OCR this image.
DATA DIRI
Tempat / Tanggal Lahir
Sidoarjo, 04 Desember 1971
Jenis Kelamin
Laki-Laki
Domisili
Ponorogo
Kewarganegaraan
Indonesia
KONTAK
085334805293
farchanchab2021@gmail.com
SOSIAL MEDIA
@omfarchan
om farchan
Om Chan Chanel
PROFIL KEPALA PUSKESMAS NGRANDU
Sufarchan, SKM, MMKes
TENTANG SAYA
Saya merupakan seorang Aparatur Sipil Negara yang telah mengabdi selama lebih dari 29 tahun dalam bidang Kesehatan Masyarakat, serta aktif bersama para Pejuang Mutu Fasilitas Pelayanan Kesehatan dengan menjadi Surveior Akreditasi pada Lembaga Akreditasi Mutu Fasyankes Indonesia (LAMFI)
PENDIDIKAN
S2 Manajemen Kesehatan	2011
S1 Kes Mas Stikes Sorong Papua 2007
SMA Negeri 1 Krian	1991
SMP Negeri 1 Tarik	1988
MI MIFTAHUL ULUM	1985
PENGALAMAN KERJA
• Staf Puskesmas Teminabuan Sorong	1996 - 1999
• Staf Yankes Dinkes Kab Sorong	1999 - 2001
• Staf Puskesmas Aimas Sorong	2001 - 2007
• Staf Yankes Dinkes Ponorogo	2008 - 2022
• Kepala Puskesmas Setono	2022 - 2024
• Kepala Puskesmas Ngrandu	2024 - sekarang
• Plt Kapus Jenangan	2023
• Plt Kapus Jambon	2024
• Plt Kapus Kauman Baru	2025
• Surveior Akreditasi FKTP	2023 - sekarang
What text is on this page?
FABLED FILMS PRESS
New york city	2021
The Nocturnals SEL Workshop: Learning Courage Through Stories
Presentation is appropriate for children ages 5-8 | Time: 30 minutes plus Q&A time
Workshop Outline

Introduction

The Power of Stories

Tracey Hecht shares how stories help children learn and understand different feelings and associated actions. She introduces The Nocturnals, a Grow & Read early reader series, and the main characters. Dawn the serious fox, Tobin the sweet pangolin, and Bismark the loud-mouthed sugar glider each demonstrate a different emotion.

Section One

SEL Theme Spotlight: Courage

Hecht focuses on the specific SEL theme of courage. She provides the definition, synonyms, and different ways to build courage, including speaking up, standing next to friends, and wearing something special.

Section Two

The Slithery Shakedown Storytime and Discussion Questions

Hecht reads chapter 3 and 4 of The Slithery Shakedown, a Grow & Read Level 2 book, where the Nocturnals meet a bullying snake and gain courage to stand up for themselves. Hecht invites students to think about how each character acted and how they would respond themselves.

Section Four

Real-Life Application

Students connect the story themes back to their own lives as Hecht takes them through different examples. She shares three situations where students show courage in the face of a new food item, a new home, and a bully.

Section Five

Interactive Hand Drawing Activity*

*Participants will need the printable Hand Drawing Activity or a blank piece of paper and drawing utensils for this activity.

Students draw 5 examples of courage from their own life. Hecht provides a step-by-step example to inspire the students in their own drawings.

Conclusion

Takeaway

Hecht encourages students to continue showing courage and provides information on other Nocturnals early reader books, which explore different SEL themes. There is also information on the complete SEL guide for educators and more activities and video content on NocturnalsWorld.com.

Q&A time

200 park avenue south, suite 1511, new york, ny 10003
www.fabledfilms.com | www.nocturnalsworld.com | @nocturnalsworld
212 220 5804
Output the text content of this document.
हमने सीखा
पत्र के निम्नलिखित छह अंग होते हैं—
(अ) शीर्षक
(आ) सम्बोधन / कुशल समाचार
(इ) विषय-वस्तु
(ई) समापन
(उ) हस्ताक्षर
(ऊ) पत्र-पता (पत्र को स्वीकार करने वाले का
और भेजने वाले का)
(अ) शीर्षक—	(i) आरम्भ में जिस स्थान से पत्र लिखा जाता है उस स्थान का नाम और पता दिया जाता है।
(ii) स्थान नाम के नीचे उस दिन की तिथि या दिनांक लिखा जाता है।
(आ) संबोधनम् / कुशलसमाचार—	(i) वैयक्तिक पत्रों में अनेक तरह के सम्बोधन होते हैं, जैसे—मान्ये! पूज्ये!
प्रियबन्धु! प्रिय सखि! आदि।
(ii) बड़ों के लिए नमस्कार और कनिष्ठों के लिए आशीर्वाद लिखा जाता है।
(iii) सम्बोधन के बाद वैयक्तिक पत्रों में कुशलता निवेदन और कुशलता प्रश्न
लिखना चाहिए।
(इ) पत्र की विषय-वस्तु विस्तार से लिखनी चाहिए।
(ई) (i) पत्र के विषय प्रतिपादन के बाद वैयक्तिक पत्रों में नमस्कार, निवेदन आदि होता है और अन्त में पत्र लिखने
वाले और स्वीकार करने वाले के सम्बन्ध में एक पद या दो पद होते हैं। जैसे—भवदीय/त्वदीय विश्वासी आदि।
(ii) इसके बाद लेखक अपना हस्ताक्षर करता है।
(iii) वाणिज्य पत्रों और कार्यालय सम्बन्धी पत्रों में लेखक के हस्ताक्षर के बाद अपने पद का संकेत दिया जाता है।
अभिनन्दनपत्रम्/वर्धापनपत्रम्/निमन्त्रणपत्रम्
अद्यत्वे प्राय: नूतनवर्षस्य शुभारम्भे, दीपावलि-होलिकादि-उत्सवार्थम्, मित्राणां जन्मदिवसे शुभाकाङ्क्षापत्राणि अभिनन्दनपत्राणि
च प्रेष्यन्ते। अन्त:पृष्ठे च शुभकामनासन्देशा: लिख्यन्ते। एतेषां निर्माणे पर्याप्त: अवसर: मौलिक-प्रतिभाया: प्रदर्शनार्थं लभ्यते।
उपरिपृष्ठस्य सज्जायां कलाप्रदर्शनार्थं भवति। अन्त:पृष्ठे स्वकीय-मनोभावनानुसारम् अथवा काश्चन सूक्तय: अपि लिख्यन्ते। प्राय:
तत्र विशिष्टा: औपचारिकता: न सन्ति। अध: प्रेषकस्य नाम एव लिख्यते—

# # # #

Stated problem: Transcribe the whole listing exactly.

Task response:
OCR this image.
DATA DIRI
Tempat / Tanggal Lahir
Sidoarjo, 04 Desember 1971
Jenis Kelamin
Laki-Laki
Domisili
Ponorogo
Kewarganegaraan
Indonesia
KONTAK
085334805293
farchanchab2021@gmail.com
SOSIAL MEDIA
@omfarchan
om farchan
Om Chan Chanel
PROFIL KEPALA PUSKESMAS NGRANDU
Sufarchan, SKM, MMKes
TENTANG SAYA
Saya merupakan seorang Aparatur Sipil Negara yang telah mengabdi selama lebih dari 29 tahun dalam bidang Kesehatan Masyarakat, serta aktif bersama para Pejuang Mutu Fasilitas Pelayanan Kesehatan dengan menjadi Surveior Akreditasi pada Lembaga Akreditasi Mutu Fasyankes Indonesia (LAMFI)
PENDIDIKAN
S2 Manajemen Kesehatan	2011
S1 Kes Mas Stikes Sorong Papua 2007
SMA Negeri 1 Krian	1991
SMP Negeri 1 Tarik	1988
MI MIFTAHUL ULUM	1985
PENGALAMAN KERJA
• Staf Puskesmas Teminabuan Sorong	1996 - 1999
• Staf Yankes Dinkes Kab Sorong	1999 - 2001
• Staf Puskesmas Aimas Sorong	2001 - 2007
• Staf Yankes Dinkes Ponorogo	2008 - 2022
• Kepala Puskesmas Setono	2022 - 2024
• Kepala Puskesmas Ngrandu	2024 - sekarang
• Plt Kapus Jenangan	2023
• Plt Kapus Jambon	2024
• Plt Kapus Kauman Baru	2025
• Surveior Akreditasi FKTP	2023 - sekarang
What text is on this page?
FABLED FILMS PRESS
New york city	2021
The Nocturnals SEL Workshop: Learning Courage Through Stories
Presentation is appropriate for children ages 5-8 | Time: 30 minutes plus Q&A time
Workshop Outline

Introduction

The Power of Stories

Tracey Hecht shares how stories help children learn and understand different feelings and associated actions. She introduces The Nocturnals, a Grow & Read early reader series, and the main characters. Dawn the serious fox, Tobin the sweet pangolin, and Bismark the loud-mouthed sugar glider each demonstrate a different emotion.

Section One

SEL Theme Spotlight: Courage

Hecht focuses on the specific SEL theme of courage. She provides the definition, synonyms, and different ways to build courage, including speaking up, standing next to friends, and wearing something special.

Section Two

The Slithery Shakedown Storytime and Discussion Questions

Hecht reads chapter 3 and 4 of The Slithery Shakedown, a Grow & Read Level 2 book, where the Nocturnals meet a bullying snake and gain courage to stand up for themselves. Hecht invites students to think about how each character acted and how they would respond themselves.

Section Four

Real-Life Application

Students connect the story themes back to their own lives as Hecht takes them through different examples. She shares three situations where students show courage in the face of a new food item, a new home, and a bully.

Section Five

Interactive Hand Drawing Activity*

*Participants will need the printable Hand Drawing Activity or a blank piece of paper and drawing utensils for this activity.

Students draw 5 examples of courage from their own life. Hecht provides a step-by-step example to inspire the students in their own drawings.

Conclusion

Takeaway

Hecht encourages students to continue showing courage and provides information on other Nocturnals early reader books, which explore different SEL themes. There is also information on the complete SEL guide for educators and more activities and video content on NocturnalsWorld.com.

Q&A time

200 park avenue south, suite 1511, new york, ny 10003
www.fabledfilms.com | www.nocturnalsworld.com | @nocturnalsworld
212 220 5804
Output the text content of this document.
हमने सीखा
पत्र के निम्नलिखित छह अंग होते हैं—
(अ) शीर्षक
(आ) सम्बोधन / कुशल समाचार
(इ) विषय-वस्तु
(ई) समापन
(उ) हस्ताक्षर
(ऊ) पत्र-पता (पत्र को स्वीकार करने वाले का
और भेजने वाले का)
(अ) शीर्षक—	(i) आरम्भ में जिस स्थान से पत्र लिखा जाता है उस स्थान का नाम और पता दिया जाता है।
(ii) स्थान नाम के नीचे उस दिन की तिथि या दिनांक लिखा जाता है।
(आ) संबोधनम् / कुशलसमाचार—	(i) वैयक्तिक पत्रों में अनेक तरह के सम्बोधन होते हैं, जैसे—मान्ये! पूज्ये!
प्रियबन्धु! प्रिय सखि! आदि।
(ii) बड़ों के लिए नमस्कार और कनिष्ठों के लिए आशीर्वाद लिखा जाता है।
(iii) सम्बोधन के बाद वैयक्तिक पत्रों में कुशलता निवेदन और कुशलता प्रश्न
लिखना चाहिए।
(इ) पत्र की विषय-वस्तु विस्तार से लिखनी चाहिए।
(ई) (i) पत्र के विषय प्रतिपादन के बाद वैयक्तिक पत्रों में नमस्कार, निवेदन आदि होता है और अन्त में पत्र लिखने
वाले और स्वीकार करने वाले के सम्बन्ध में एक पद या दो पद होते हैं। जैसे—भवदीय/त्वदीय विश्वासी आदि।
(ii) इसके बाद लेखक अपना हस्ताक्षर करता है।
(iii) वाणिज्य पत्रों और कार्यालय सम्बन्धी पत्रों में लेखक के हस्ताक्षर के बाद अपने पद का संकेत दिया जाता है।
अभिनन्दनपत्रम्/वर्धापनपत्रम्/निमन्त्रणपत्रम्
अद्यत्वे प्राय: नूतनवर्षस्य शुभारम्भे, दीपावलि-होलिकादि-उत्सवार्थम्, मित्राणां जन्मदिवसे शुभाकाङ्क्षापत्राणि अभिनन्दनपत्राणि
च प्रेष्यन्ते। अन्त:पृष्ठे च शुभकामनासन्देशा: लिख्यन्ते। एतेषां निर्माणे पर्याप्त: अवसर: मौलिक-प्रतिभाया: प्रदर्शनार्थं लभ्यते।
उपरिपृष्ठस्य सज्जायां कलाप्रदर्शनार्थं भवति। अन्त:पृष्ठे स्वकीय-मनोभावनानुसारम् अथवा काश्चन सूक्तय: अपि लिख्यन्ते। प्राय:
तत्र विशिष्टा: औपचारिकता: न सन्ति। अध: प्रेषकस्य नाम एव लिख्यते—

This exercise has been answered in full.